_Task statement_. Write out the data again exactly, skipping every picture.

— START —

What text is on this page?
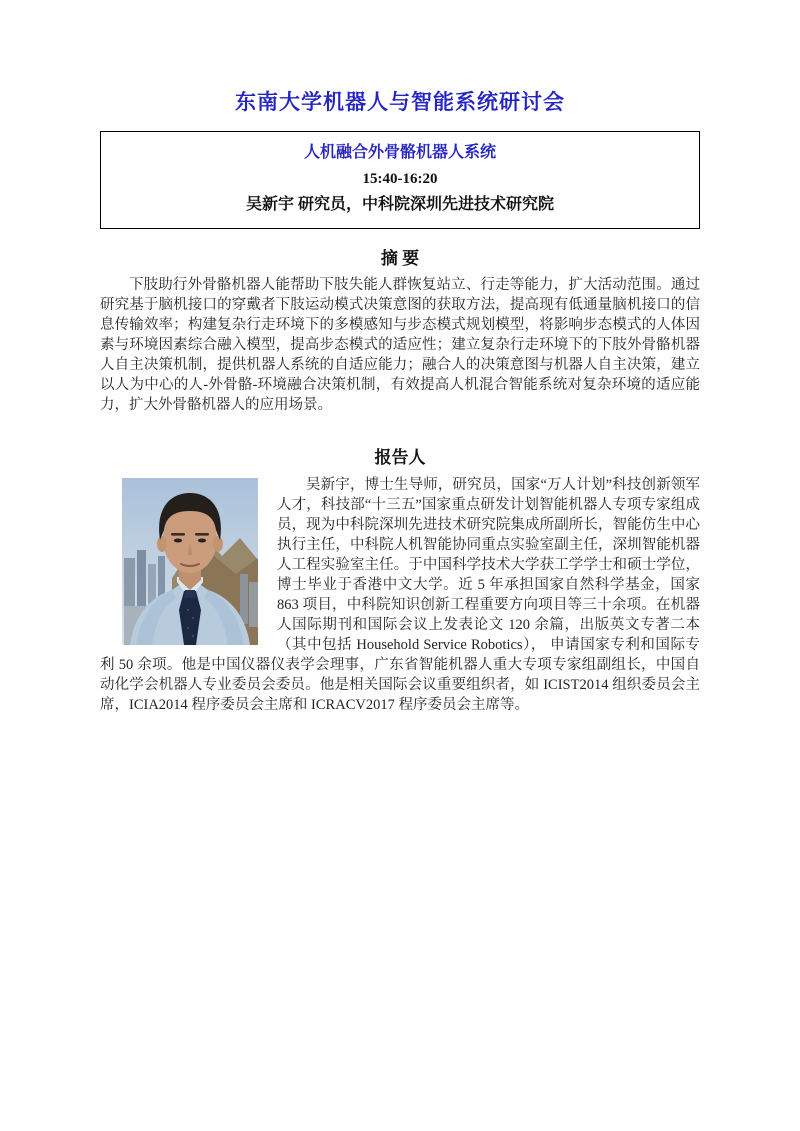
东南大学机器人与智能系统研讨会
人机融合外骨骼机器人系统
15:40-16:20
吴新宇 研究员，中科院深圳先进技术研究院
摘 要

下肢助行外骨骼机器人能帮助下肢失能人群恢复站立、行走等能力，扩大活动范围。通过研究基于脑机接口的穿戴者下肢运动模式决策意图的获取方法，提高现有低通量脑机接口的信息传输效率；构建复杂行走环境下的多模感知与步态模式规划模型，将影响步态模式的人体因素与环境因素综合融入模型，提高步态模式的适应性；建立复杂行走环境下的下肢外骨骼机器人自主决策机制，提供机器人系统的自适应能力；融合人的决策意图与机器人自主决策，建立以人为中心的人-外骨骼-环境融合决策机制，有效提高人机混合智能系统对复杂环境的适应能力，扩大外骨骼机器人的应用场景。

报告人

吴新宇，博士生导师，研究员，国家“万人计划”科技创新领军人才，科技部“十三五”国家重点研发计划智能机器人专项专家组成员，现为中科院深圳先进技术研究院集成所副所长，智能仿生中心执行主任，中科院人机智能协同重点实验室副主任，深圳智能机器人工程实验室主任。于中国科学技术大学获工学学士和硕士学位，博士毕业于香港中文大学。近 5 年承担国家自然科学基金，国家 863 项目，中科院知识创新工程重要方向项目等三十余项。在机器人国际期刊和国际会议上发表论文 120 余篇，出版英文专著二本（其中包括 Household Service Robotics）， 申请国家专利和国际专利 50 余项。他是中国仪器仪表学会理事，广东省智能机器人重大专项专家组副组长，中国自动化学会机器人专业委员会委员。他是相关国际会议重要组织者，如 ICIST2014 组织委员会主席，ICIA2014 程序委员会主席和 ICRACV2017 程序委员会主席等。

— END —

_Solution to this exercise_.
What text is on this page?
东南大学机器人与智能系统研讨会
人机融合外骨骼机器人系统
15:40-16:20
吴新宇 研究员，中科院深圳先进技术研究院
摘 要

下肢助行外骨骼机器人能帮助下肢失能人群恢复站立、行走等能力，扩大活动范围。通过研究基于脑机接口的穿戴者下肢运动模式决策意图的获取方法，提高现有低通量脑机接口的信息传输效率；构建复杂行走环境下的多模感知与步态模式规划模型，将影响步态模式的人体因素与环境因素综合融入模型，提高步态模式的适应性；建立复杂行走环境下的下肢外骨骼机器人自主决策机制，提供机器人系统的自适应能力；融合人的决策意图与机器人自主决策，建立以人为中心的人-外骨骼-环境融合决策机制，有效提高人机混合智能系统对复杂环境的适应能力，扩大外骨骼机器人的应用场景。

报告人

吴新宇，博士生导师，研究员，国家“万人计划”科技创新领军人才，科技部“十三五”国家重点研发计划智能机器人专项专家组成员，现为中科院深圳先进技术研究院集成所副所长，智能仿生中心执行主任，中科院人机智能协同重点实验室副主任，深圳智能机器人工程实验室主任。于中国科学技术大学获工学学士和硕士学位，博士毕业于香港中文大学。近 5 年承担国家自然科学基金，国家 863 项目，中科院知识创新工程重要方向项目等三十余项。在机器人国际期刊和国际会议上发表论文 120 余篇，出版英文专著二本（其中包括 Household Service Robotics）， 申请国家专利和国际专利 50 余项。他是中国仪器仪表学会理事，广东省智能机器人重大专项专家组副组长，中国自动化学会机器人专业委员会委员。他是相关国际会议重要组织者，如 ICIST2014 组织委员会主席，ICIA2014 程序委员会主席和 ICRACV2017 程序委员会主席等。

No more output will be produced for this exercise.